** Start Recorded information **

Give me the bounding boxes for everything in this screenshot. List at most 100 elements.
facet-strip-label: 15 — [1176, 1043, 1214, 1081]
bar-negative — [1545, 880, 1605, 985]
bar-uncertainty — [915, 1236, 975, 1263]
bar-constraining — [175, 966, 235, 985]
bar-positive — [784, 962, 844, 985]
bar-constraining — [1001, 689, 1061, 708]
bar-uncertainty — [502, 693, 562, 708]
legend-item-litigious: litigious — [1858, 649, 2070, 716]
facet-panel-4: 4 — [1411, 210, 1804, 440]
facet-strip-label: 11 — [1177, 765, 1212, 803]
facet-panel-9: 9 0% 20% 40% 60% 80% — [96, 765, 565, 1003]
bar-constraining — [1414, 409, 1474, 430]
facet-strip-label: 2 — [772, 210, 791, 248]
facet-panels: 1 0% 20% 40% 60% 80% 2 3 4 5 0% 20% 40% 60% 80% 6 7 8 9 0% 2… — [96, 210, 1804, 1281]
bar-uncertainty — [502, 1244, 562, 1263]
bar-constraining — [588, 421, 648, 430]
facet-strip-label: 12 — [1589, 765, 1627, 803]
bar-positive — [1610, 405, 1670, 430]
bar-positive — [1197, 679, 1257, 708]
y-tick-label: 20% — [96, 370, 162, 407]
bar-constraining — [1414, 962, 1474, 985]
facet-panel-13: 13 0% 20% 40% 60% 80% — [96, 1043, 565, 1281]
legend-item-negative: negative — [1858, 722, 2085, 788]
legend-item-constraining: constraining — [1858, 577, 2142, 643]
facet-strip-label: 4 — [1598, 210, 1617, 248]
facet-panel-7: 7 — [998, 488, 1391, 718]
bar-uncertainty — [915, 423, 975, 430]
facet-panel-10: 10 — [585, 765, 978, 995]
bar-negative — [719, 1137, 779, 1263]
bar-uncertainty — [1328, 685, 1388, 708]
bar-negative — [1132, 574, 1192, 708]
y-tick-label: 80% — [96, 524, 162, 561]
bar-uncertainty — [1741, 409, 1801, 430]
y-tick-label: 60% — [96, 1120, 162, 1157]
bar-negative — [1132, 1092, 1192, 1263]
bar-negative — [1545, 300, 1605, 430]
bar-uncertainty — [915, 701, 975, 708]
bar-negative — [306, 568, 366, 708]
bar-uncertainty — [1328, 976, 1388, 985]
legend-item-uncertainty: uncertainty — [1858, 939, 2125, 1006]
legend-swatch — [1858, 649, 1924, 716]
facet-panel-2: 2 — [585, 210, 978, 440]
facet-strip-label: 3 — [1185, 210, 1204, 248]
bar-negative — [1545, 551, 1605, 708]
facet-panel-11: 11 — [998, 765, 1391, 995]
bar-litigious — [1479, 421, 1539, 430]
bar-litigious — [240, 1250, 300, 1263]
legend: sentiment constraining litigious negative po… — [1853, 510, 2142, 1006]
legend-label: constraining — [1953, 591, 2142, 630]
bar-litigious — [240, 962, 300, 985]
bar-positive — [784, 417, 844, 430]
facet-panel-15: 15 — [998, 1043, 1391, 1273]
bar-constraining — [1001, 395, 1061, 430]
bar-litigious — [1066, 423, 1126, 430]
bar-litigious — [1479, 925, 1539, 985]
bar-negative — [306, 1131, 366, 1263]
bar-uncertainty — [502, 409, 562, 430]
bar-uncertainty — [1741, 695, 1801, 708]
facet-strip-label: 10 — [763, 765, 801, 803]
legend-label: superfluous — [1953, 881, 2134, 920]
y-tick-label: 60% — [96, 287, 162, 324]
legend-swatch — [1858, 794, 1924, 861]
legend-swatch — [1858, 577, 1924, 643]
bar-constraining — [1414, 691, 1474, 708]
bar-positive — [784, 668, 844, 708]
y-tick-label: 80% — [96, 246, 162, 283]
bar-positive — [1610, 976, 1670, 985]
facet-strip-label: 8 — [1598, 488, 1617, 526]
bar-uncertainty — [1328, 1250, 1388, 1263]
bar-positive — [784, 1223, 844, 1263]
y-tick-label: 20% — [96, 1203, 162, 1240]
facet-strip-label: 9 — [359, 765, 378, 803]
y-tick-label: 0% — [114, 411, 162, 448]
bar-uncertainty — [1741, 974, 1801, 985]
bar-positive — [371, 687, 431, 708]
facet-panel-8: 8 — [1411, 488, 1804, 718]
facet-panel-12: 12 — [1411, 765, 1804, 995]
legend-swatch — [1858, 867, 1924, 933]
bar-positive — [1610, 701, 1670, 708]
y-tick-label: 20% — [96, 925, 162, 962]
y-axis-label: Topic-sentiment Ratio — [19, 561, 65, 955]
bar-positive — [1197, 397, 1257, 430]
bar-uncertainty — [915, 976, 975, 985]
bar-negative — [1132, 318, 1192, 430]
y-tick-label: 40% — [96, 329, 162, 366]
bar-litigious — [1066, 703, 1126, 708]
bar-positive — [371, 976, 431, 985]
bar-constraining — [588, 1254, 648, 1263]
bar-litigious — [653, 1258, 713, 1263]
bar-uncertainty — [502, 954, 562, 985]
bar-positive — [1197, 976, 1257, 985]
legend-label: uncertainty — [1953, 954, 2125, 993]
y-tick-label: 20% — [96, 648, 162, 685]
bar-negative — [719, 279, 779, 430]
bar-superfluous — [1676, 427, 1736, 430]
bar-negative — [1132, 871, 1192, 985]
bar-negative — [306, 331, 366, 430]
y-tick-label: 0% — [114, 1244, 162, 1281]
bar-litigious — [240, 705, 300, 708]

** End Recorded information **

• Aim of the exercise: Copy the entries above word for word, starting at the beginning of the entries and ending at the line containing "facet-strip-label: 3 — [1185, 210, 1204, 248]".

• Written response:
Give me the bounding boxes for everything in this screenshot. List at most 100 elements.
facet-strip-label: 15 — [1176, 1043, 1214, 1081]
bar-negative — [1545, 880, 1605, 985]
bar-uncertainty — [915, 1236, 975, 1263]
bar-constraining — [175, 966, 235, 985]
bar-positive — [784, 962, 844, 985]
bar-constraining — [1001, 689, 1061, 708]
bar-uncertainty — [502, 693, 562, 708]
legend-item-litigious: litigious — [1858, 649, 2070, 716]
facet-panel-4: 4 — [1411, 210, 1804, 440]
facet-strip-label: 11 — [1177, 765, 1212, 803]
facet-panel-9: 9 0% 20% 40% 60% 80% — [96, 765, 565, 1003]
bar-constraining — [1414, 409, 1474, 430]
facet-strip-label: 2 — [772, 210, 791, 248]
facet-panels: 1 0% 20% 40% 60% 80% 2 3 4 5 0% 20% 40% 60% 80% 6 7 8 9 0% 2… — [96, 210, 1804, 1281]
bar-uncertainty — [502, 1244, 562, 1263]
bar-constraining — [588, 421, 648, 430]
facet-strip-label: 12 — [1589, 765, 1627, 803]
bar-positive — [1610, 405, 1670, 430]
bar-positive — [1197, 679, 1257, 708]
y-tick-label: 20% — [96, 370, 162, 407]
bar-constraining — [1414, 962, 1474, 985]
facet-panel-13: 13 0% 20% 40% 60% 80% — [96, 1043, 565, 1281]
legend-item-negative: negative — [1858, 722, 2085, 788]
legend-item-constraining: constraining — [1858, 577, 2142, 643]
facet-strip-label: 4 — [1598, 210, 1617, 248]
facet-panel-7: 7 — [998, 488, 1391, 718]
bar-uncertainty — [915, 423, 975, 430]
facet-panel-10: 10 — [585, 765, 978, 995]
bar-negative — [719, 1137, 779, 1263]
bar-uncertainty — [1328, 685, 1388, 708]
bar-negative — [1132, 574, 1192, 708]
y-tick-label: 80% — [96, 524, 162, 561]
bar-uncertainty — [1741, 409, 1801, 430]
y-tick-label: 60% — [96, 1120, 162, 1157]
bar-negative — [1132, 1092, 1192, 1263]
bar-negative — [1545, 300, 1605, 430]
bar-uncertainty — [915, 701, 975, 708]
bar-negative — [306, 568, 366, 708]
bar-uncertainty — [1328, 976, 1388, 985]
legend-item-uncertainty: uncertainty — [1858, 939, 2125, 1006]
legend-swatch — [1858, 649, 1924, 716]
facet-panel-2: 2 — [585, 210, 978, 440]
facet-strip-label: 3 — [1185, 210, 1204, 248]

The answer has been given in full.